══ Raw data ══

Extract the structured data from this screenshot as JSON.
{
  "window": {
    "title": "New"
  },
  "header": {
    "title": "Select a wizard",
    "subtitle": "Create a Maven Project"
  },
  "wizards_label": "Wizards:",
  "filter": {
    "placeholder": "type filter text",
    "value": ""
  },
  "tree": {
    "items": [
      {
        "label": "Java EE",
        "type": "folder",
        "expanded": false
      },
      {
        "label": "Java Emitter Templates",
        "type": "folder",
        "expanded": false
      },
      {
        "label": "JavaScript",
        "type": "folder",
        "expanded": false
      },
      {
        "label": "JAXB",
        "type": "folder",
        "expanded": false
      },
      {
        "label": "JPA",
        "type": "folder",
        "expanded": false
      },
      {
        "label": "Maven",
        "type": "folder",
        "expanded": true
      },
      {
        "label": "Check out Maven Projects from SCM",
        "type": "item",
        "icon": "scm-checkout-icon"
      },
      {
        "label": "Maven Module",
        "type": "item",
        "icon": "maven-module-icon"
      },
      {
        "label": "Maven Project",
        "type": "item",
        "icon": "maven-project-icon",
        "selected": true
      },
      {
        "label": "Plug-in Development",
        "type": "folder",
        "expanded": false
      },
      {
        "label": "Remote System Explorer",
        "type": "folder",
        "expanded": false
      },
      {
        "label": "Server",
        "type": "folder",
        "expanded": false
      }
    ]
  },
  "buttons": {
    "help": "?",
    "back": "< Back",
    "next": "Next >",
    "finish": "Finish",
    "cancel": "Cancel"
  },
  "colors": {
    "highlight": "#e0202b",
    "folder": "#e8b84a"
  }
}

═══

### What to do
Take the lines above and retype all of them exactly.

### Answer in full
Extract the structured data from this screenshot as JSON.
{
  "window": {
    "title": "New"
  },
  "header": {
    "title": "Select a wizard",
    "subtitle": "Create a Maven Project"
  },
  "wizards_label": "Wizards:",
  "filter": {
    "placeholder": "type filter text",
    "value": ""
  },
  "tree": {
    "items": [
      {
        "label": "Java EE",
        "type": "folder",
        "expanded": false
      },
      {
        "label": "Java Emitter Templates",
        "type": "folder",
        "expanded": false
      },
      {
        "label": "JavaScript",
        "type": "folder",
        "expanded": false
      },
      {
        "label": "JAXB",
        "type": "folder",
        "expanded": false
      },
      {
        "label": "JPA",
        "type": "folder",
        "expanded": false
      },
      {
        "label": "Maven",
        "type": "folder",
        "expanded": true
      },
      {
        "label": "Check out Maven Projects from SCM",
        "type": "item",
        "icon": "scm-checkout-icon"
      },
      {
        "label": "Maven Module",
        "type": "item",
        "icon": "maven-module-icon"
      },
      {
        "label": "Maven Project",
        "type": "item",
        "icon": "maven-project-icon",
        "selected": true
      },
      {
        "label": "Plug-in Development",
        "type": "folder",
        "expanded": false
      },
      {
        "label": "Remote System Explorer",
        "type": "folder",
        "expanded": false
      },
      {
        "label": "Server",
        "type": "folder",
        "expanded": false
      }
    ]
  },
  "buttons": {
    "help": "?",
    "back": "< Back",
    "next": "Next >",
    "finish": "Finish",
    "cancel": "Cancel"
  },
  "colors": {
    "highlight": "#e0202b",
    "folder": "#e8b84a"
  }
}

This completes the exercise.